**What needs to be done:**
Your task is to give the data again, exactly, with every line intact.

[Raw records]
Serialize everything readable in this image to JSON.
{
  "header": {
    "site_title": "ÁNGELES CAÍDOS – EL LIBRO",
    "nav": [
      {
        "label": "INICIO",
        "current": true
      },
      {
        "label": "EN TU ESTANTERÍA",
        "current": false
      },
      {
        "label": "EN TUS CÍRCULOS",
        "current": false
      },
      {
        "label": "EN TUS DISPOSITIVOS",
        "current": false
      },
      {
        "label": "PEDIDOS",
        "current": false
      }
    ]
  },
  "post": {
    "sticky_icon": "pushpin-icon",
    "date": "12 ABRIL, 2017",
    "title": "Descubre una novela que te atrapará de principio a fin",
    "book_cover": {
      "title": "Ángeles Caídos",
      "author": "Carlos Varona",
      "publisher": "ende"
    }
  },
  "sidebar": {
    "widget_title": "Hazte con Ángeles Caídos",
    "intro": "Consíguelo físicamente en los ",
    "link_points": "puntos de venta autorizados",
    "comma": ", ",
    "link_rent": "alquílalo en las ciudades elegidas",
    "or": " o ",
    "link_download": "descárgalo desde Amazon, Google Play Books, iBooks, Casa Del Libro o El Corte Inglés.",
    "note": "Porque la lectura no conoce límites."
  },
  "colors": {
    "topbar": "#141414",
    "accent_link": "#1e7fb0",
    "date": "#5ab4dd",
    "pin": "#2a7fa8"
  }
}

**Finished exercise:**
Serialize everything readable in this image to JSON.
{
  "header": {
    "site_title": "ÁNGELES CAÍDOS – EL LIBRO",
    "nav": [
      {
        "label": "INICIO",
        "current": true
      },
      {
        "label": "EN TU ESTANTERÍA",
        "current": false
      },
      {
        "label": "EN TUS CÍRCULOS",
        "current": false
      },
      {
        "label": "EN TUS DISPOSITIVOS",
        "current": false
      },
      {
        "label": "PEDIDOS",
        "current": false
      }
    ]
  },
  "post": {
    "sticky_icon": "pushpin-icon",
    "date": "12 ABRIL, 2017",
    "title": "Descubre una novela que te atrapará de principio a fin",
    "book_cover": {
      "title": "Ángeles Caídos",
      "author": "Carlos Varona",
      "publisher": "ende"
    }
  },
  "sidebar": {
    "widget_title": "Hazte con Ángeles Caídos",
    "intro": "Consíguelo físicamente en los ",
    "link_points": "puntos de venta autorizados",
    "comma": ", ",
    "link_rent": "alquílalo en las ciudades elegidas",
    "or": " o ",
    "link_download": "descárgalo desde Amazon, Google Play Books, iBooks, Casa Del Libro o El Corte Inglés.",
    "note": "Porque la lectura no conoce límites."
  },
  "colors": {
    "topbar": "#141414",
    "accent_link": "#1e7fb0",
    "date": "#5ab4dd",
    "pin": "#2a7fa8"
  }
}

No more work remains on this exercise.